[Start of Excerpted passage]
I also want to thank the Implementation Support Unit staff for their hard work over the past year. The ISU is small, but plays a critical role.
The delegations here have a clear mission. The Eighth Review Conference was unable to reach agreement on a program of work – but it charged us with addressing issues of both substance and process, and with reaching consensus on a new program of work. Our task is to complete what last year’s Review Conference could not.
For fifteen years, BWC intersessional work programs have contributed to global awareness of a wide range of important issues. They resulted in improvements to national implementation of the BWC and strengthened collaborations. We welcome the creation and growth of the assistance and coordination networks – bilateral and multilateral — that have been part and parcel of these developments. In recent years, however, most of the progress has occurred outside the BWC: we sought to address a wider range of topics, but did not adjust our schedule and working methods to match this ambition. It is deeply unfortunate that it was not possible to address these shortcomings and continue intersessional discussions in 2017.
The good news is that the lack of progress at the Review Conference did not translate into lack of progress outside formal BWC meetings. This year there has been a great deal of activity by States Parties, civil society, and technical experts, including several international meetings on relevant issues. Last week, nearly fifty delegations attended a BWC workshop here in Geneva, organized by Malaysia and the United States, to highlight a number of these efforts. The workshop featured 22 speakers from 10 States Parties, five international organizations, and five nongovernmental organizations. All regions of the globe were represented, and the discussion was rich as a result. We invite you to join us at today’s lunch hour side-event, which will feature experts from last week’s workshop.
The bad news, of course, is that efforts outside the BWC often involve only a subset of States Parties; and do not directly pave the way for deeper engagement in this forum. While such useful and supportive activities will undoubtedly continue, they should complement our work, not substitute for its absence. We hope that next year they will be conducted within the context of a reinvigorated ISP.
[End of Excerpted passage]
### Exercise
Does each statement agree with the BWC statement: (a) the Implementation Support Unit is described as large, (b) last week's Geneva workshop was organized by Malaysia and the United States, (c) the workshop featured speakers from 12 States Parties? Answer yes or no for each and quote the deciding words of the text.
[Start of Supplied records]
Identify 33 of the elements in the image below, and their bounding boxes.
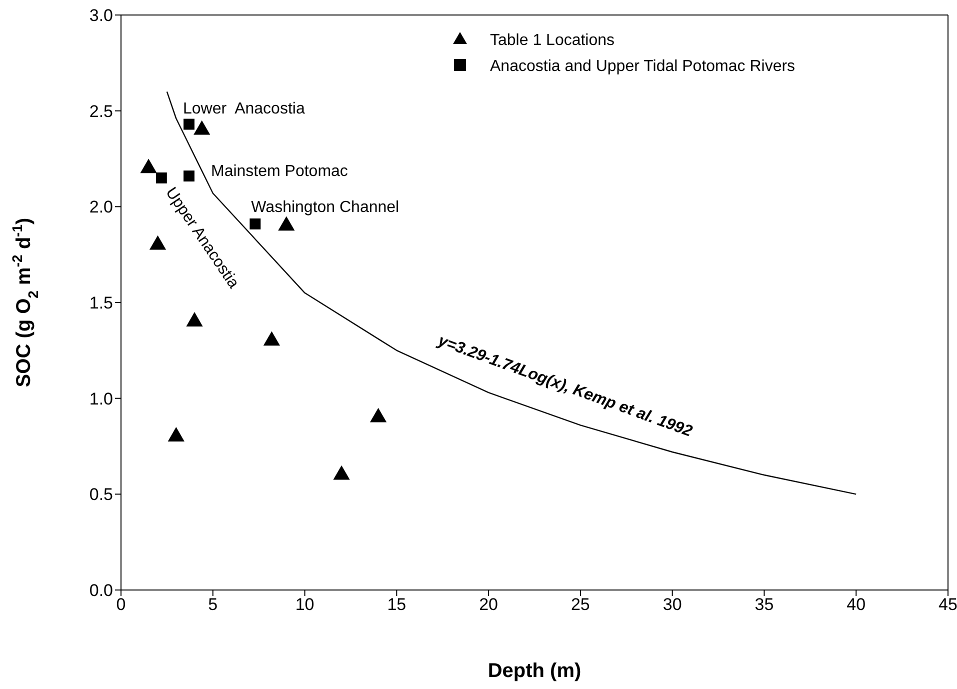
annotation: Washington Channel xyxy=(251,198,400,216)
point xyxy=(370,408,387,422)
y-tick-label: 2.0 xyxy=(89,198,113,217)
point xyxy=(140,158,157,174)
line-series xyxy=(166,91,857,495)
point xyxy=(263,331,280,346)
x-tick-label: 15 xyxy=(387,595,406,614)
y-tick-label: 2.5 xyxy=(89,102,113,121)
x-tick-label: 0 xyxy=(116,595,126,614)
point xyxy=(186,312,203,326)
x-tick-label: 25 xyxy=(570,595,590,614)
x-tick-label: 35 xyxy=(754,595,774,614)
point xyxy=(333,465,350,480)
x-axis-title: Depth (m) xyxy=(488,660,582,682)
x-tick-label: 40 xyxy=(846,595,866,614)
x-tick-label: 10 xyxy=(295,595,314,614)
x-tick-label: 5 xyxy=(208,595,218,614)
x-tick-label: 20 xyxy=(479,595,498,614)
annotation: Mainstem Potomac xyxy=(211,163,348,180)
x-tick-label: 30 xyxy=(662,595,682,614)
annotation: Lower Anacostia xyxy=(183,100,305,118)
x-tick-label: 45 xyxy=(938,595,957,614)
y-tick-label: 1.0 xyxy=(89,389,113,408)
legend-label: Table 1 Locations xyxy=(490,32,615,49)
y-tick-label: 1.5 xyxy=(89,294,113,313)
y-tick-label: 0.5 xyxy=(89,485,113,504)
point xyxy=(149,235,166,250)
point xyxy=(194,120,210,135)
y-tick-label: 3.0 xyxy=(89,6,113,26)
legend-label: Anacostia and Upper Tidal Potomac Rivers xyxy=(490,58,796,75)
point xyxy=(168,427,184,442)
point xyxy=(278,216,295,231)
y-tick-label: 0.0 xyxy=(89,581,113,600)
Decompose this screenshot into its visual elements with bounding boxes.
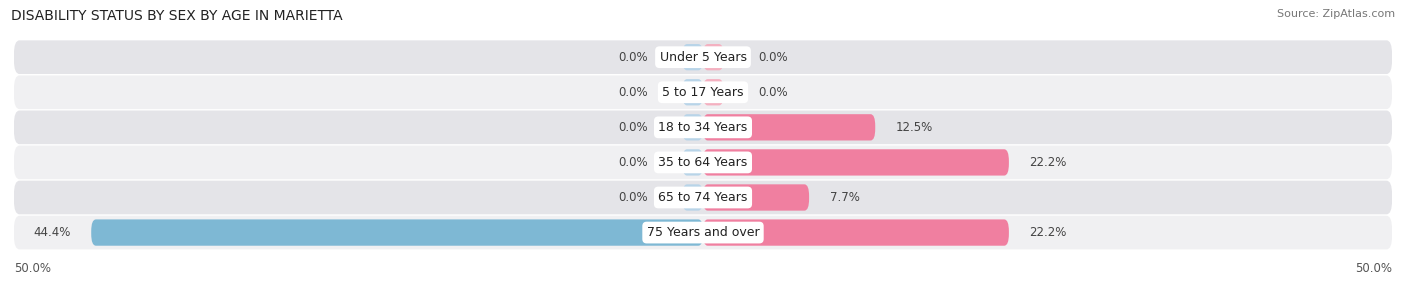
FancyBboxPatch shape xyxy=(14,181,1392,214)
Text: 50.0%: 50.0% xyxy=(1355,262,1392,275)
Text: 0.0%: 0.0% xyxy=(619,51,648,64)
Text: Source: ZipAtlas.com: Source: ZipAtlas.com xyxy=(1277,9,1395,19)
FancyBboxPatch shape xyxy=(703,44,724,70)
Text: 0.0%: 0.0% xyxy=(619,86,648,99)
FancyBboxPatch shape xyxy=(91,219,703,246)
FancyBboxPatch shape xyxy=(14,145,1392,179)
Text: 0.0%: 0.0% xyxy=(619,121,648,134)
FancyBboxPatch shape xyxy=(682,114,703,141)
FancyBboxPatch shape xyxy=(703,184,808,211)
FancyBboxPatch shape xyxy=(703,149,1010,176)
FancyBboxPatch shape xyxy=(682,79,703,106)
FancyBboxPatch shape xyxy=(703,114,875,141)
Text: 12.5%: 12.5% xyxy=(896,121,934,134)
Text: 75 Years and over: 75 Years and over xyxy=(647,226,759,239)
FancyBboxPatch shape xyxy=(682,44,703,70)
FancyBboxPatch shape xyxy=(682,149,703,176)
Text: 35 to 64 Years: 35 to 64 Years xyxy=(658,156,748,169)
FancyBboxPatch shape xyxy=(14,40,1392,74)
Text: 0.0%: 0.0% xyxy=(758,51,787,64)
FancyBboxPatch shape xyxy=(14,75,1392,109)
Text: 44.4%: 44.4% xyxy=(34,226,70,239)
Text: 22.2%: 22.2% xyxy=(1029,226,1067,239)
Text: 18 to 34 Years: 18 to 34 Years xyxy=(658,121,748,134)
Text: 0.0%: 0.0% xyxy=(619,191,648,204)
Text: 0.0%: 0.0% xyxy=(758,86,787,99)
FancyBboxPatch shape xyxy=(703,219,1010,246)
FancyBboxPatch shape xyxy=(14,216,1392,249)
FancyBboxPatch shape xyxy=(682,184,703,211)
Text: 0.0%: 0.0% xyxy=(619,156,648,169)
Text: Under 5 Years: Under 5 Years xyxy=(659,51,747,64)
Text: 5 to 17 Years: 5 to 17 Years xyxy=(662,86,744,99)
FancyBboxPatch shape xyxy=(14,110,1392,144)
Text: 50.0%: 50.0% xyxy=(14,262,51,275)
FancyBboxPatch shape xyxy=(703,79,724,106)
Text: 65 to 74 Years: 65 to 74 Years xyxy=(658,191,748,204)
Text: 7.7%: 7.7% xyxy=(830,191,859,204)
Text: DISABILITY STATUS BY SEX BY AGE IN MARIETTA: DISABILITY STATUS BY SEX BY AGE IN MARIE… xyxy=(11,9,343,23)
Text: 22.2%: 22.2% xyxy=(1029,156,1067,169)
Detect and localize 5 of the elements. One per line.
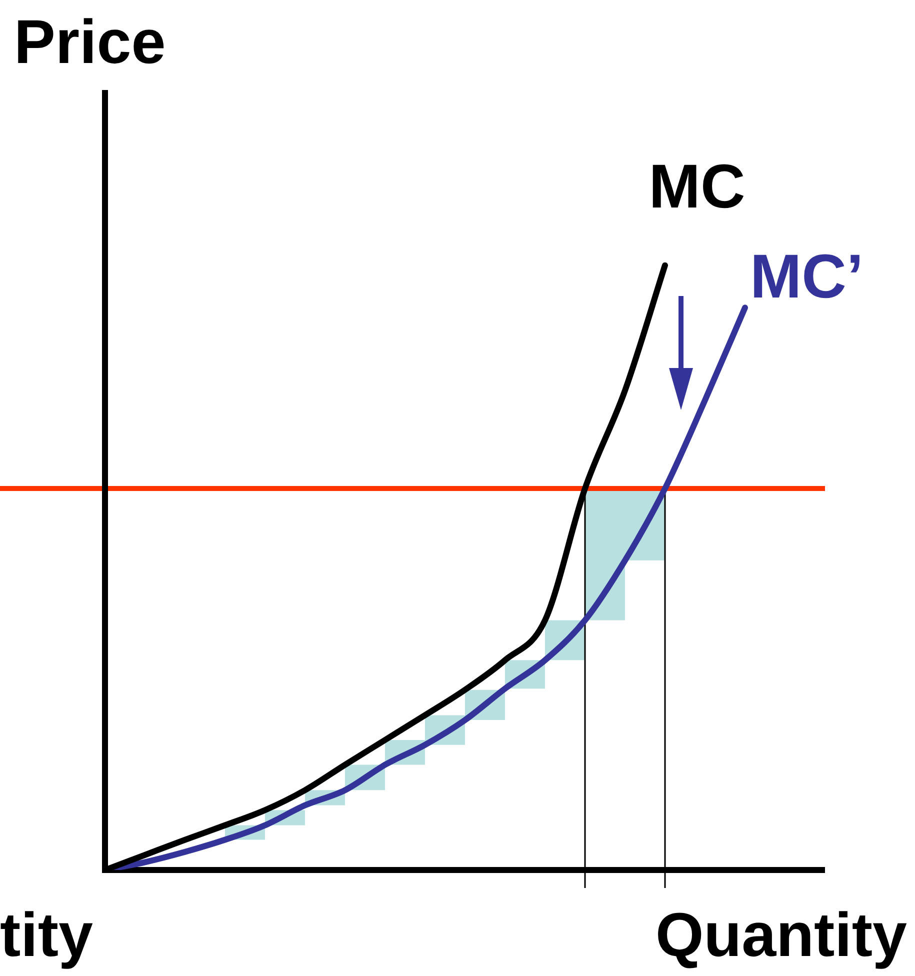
y-axis-title: Price [14, 8, 166, 77]
series-label: MC’ [750, 242, 864, 312]
text: tity [0, 901, 93, 970]
series-label: MC [648, 152, 746, 222]
x-axis-title: Quantity [656, 901, 907, 970]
[End of Supplied records]
### Written answer
(a) No: "The ISU is small, but plays a critical role."
(b) Yes: "organized by Malaysia and the United States"
(c) No: "The workshop featured 22 speakers from 10 States Parties"